* YOUR GOAL
Collect the lines of the entries where "others" shows up.

* EXTRACTED MATERIAL
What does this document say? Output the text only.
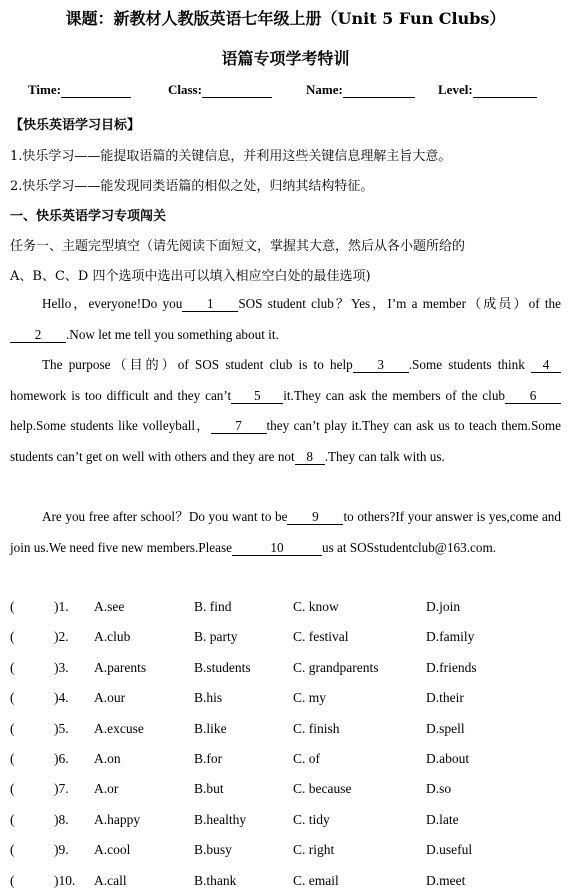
课题：新教材人教版英语七年级上册（Unit 5 Fun Clubs）
语篇专项学考特训
Time:	Class:	Name:	Level:
【快乐英语学习目标】
1.快乐学习——能提取语篇的关键信息，并利用这些关键信息理解主旨大意。
2.快乐学习——能发现同类语篇的相似之处，归纳其结构特征。
一、快乐英语学习专项闯关
任务一、主题完型填空（请先阅读下面短文，掌握其大意，然后从各小题所给的
A、B、C、D 四个选项中选出可以填入相应空白处的最佳选项)
Hello，everyone!Do you 1 SOS student club？Yes，I’m a member（成员）of the2 .Now let me tell you something about it.
The purpose（目的）of SOS student club is to help 3 .Some students think 4homework is too difficult and they can’t 5 it.They can ask the members of the club 6help.Some students like volleyball， 7 they can’t play it.They can ask us to teach them.Some students can’t get on well with others and they are not 8 .They can talk with us.
Are you free after school？Do you want to be 9 to others?If your answer is yes,come and join us.We need five new members.Please	10	us at SOSstudentclub@163.com.
(	)1. A.see	B. find	C. know	D.join
(	)2. A.club	B. party	C. festival	D.family
(	)3. A.parents	B.students	C. grandparents	D.friends
(	)4. A.our	B.his	C. my	D.their
(	)5. A.excuse	B.like	C. finish	D.spell
(	)6. A.on	B.for	C. of	D.about
(	)7. A.or	B.but	C. because	D.so
(	)8. A.happy	B.healthy	C. tidy	D.late
(	)9. A.cool	B.busy	C. right	D.useful
(	)10. A.call	B.thank	C. email	D.meet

* ANSWER FOR THIS EXERCISE
The purpose（目的）of SOS student club is to help 3 .Some students think 4homework is too difficult and they can’t 5 it.They can ask the members of the club 6help.Some students like volleyball， 7 they can’t play it.They can ask us to teach them.Some students can’t get on well with others and they are not 8 .They can talk with us.
Are you free after school？Do you want to be 9 to others?If your answer is yes,come and join us.We need five new members.Please	10	us at SOSstudentclub@163.com.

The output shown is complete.